Task prompt: Count the lines below that contain "crystallization". Give only the number.

※ ※ ※

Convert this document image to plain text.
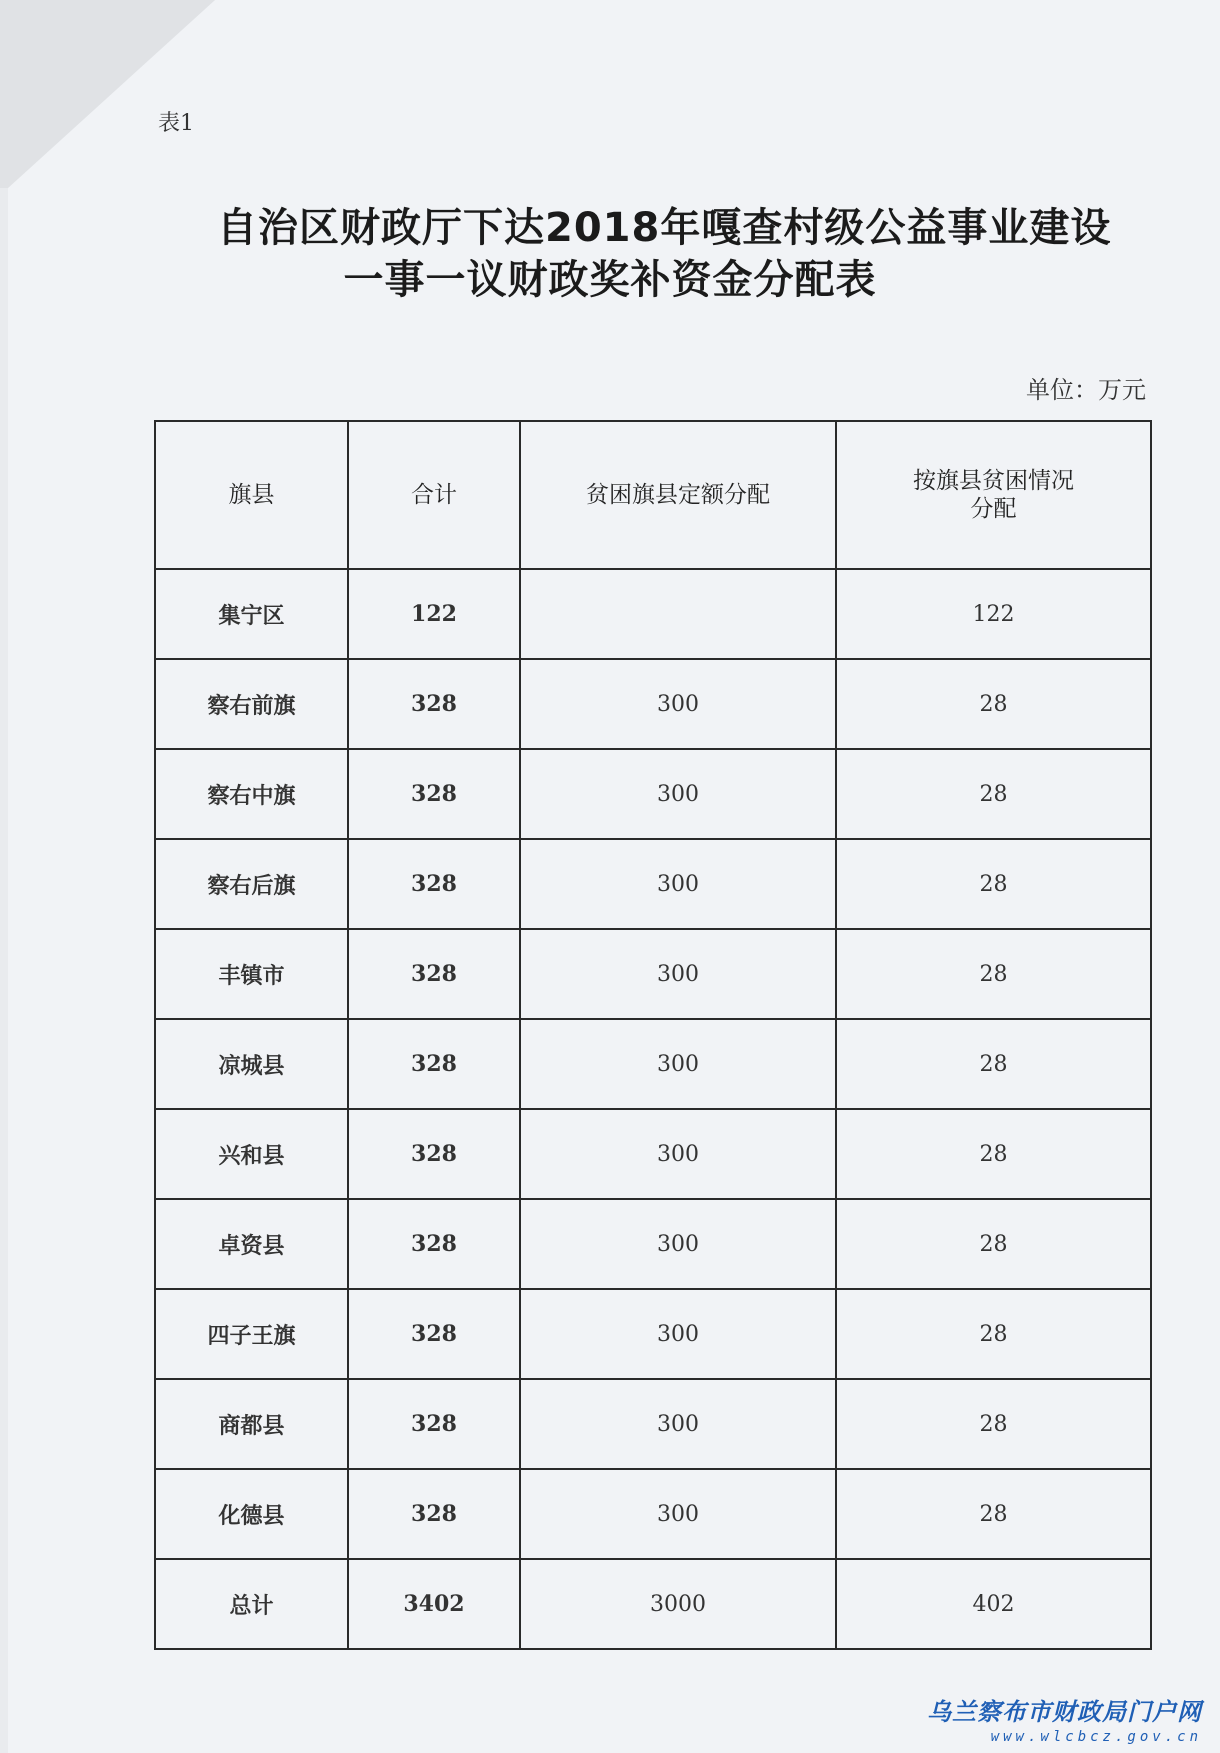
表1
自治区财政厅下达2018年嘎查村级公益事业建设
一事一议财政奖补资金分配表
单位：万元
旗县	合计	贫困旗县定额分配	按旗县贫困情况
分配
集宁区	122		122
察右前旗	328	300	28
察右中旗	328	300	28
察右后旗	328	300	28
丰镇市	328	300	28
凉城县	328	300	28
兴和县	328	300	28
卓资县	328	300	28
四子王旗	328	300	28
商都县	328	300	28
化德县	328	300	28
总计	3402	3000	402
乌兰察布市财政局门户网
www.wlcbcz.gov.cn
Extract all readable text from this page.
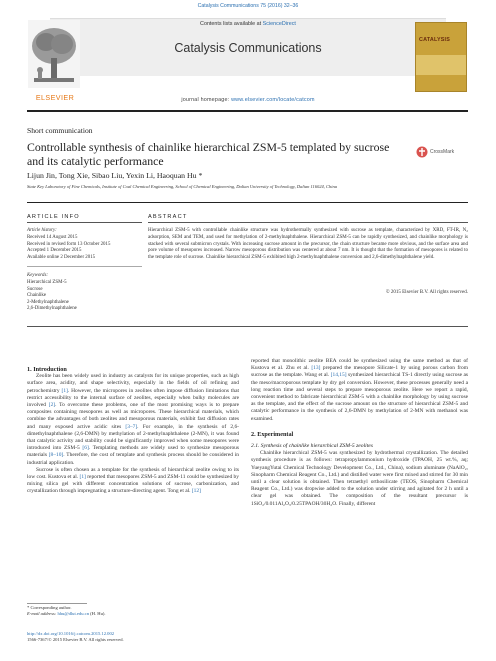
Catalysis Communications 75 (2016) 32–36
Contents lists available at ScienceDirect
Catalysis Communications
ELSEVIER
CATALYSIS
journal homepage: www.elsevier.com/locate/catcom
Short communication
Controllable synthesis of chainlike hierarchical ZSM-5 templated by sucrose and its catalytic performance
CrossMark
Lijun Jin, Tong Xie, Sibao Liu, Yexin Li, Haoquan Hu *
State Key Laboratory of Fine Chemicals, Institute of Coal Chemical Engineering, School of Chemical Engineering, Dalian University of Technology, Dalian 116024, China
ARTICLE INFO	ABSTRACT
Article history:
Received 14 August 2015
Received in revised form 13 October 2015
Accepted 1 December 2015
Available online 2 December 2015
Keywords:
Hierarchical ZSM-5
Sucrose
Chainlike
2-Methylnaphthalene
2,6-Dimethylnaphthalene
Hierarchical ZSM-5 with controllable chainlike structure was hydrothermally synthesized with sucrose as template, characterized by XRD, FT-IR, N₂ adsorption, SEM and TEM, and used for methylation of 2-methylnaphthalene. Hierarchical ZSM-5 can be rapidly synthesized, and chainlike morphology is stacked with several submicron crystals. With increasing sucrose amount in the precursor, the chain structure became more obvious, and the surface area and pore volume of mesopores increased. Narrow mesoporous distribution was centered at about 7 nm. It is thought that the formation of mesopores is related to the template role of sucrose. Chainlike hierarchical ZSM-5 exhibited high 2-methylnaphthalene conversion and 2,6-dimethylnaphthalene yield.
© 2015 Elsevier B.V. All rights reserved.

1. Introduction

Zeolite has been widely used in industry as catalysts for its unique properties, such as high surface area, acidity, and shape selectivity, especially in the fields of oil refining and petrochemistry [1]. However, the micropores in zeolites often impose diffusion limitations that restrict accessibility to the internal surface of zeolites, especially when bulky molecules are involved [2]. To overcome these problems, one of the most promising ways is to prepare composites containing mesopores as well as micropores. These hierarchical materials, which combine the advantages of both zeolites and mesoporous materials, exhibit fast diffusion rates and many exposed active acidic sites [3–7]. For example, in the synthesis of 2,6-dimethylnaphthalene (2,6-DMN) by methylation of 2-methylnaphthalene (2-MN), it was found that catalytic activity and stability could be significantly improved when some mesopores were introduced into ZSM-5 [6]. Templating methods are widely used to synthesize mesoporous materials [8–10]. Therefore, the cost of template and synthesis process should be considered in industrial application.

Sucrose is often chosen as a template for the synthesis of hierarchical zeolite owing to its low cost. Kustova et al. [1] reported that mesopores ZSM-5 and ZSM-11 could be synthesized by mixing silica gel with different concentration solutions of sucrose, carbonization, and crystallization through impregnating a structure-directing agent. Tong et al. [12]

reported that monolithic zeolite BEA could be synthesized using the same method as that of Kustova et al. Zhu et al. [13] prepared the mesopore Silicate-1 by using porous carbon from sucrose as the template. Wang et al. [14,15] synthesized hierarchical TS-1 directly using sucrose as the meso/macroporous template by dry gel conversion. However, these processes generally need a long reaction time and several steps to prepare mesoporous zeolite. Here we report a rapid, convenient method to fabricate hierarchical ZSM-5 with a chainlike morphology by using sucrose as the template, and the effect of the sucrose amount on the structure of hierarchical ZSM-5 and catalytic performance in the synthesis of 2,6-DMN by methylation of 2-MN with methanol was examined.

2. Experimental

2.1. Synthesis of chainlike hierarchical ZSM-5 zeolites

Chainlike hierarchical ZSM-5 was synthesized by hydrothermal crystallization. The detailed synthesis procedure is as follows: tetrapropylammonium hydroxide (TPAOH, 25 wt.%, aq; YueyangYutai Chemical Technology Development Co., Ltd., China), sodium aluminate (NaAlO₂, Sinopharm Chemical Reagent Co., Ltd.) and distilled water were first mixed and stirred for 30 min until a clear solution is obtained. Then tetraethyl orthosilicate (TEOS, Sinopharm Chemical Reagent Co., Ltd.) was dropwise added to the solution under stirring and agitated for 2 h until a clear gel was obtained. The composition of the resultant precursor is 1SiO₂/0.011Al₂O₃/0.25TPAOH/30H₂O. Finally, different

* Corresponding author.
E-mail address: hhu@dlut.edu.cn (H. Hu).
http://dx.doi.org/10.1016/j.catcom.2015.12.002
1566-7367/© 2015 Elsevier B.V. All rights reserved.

※ ※ ※

Complete response: 2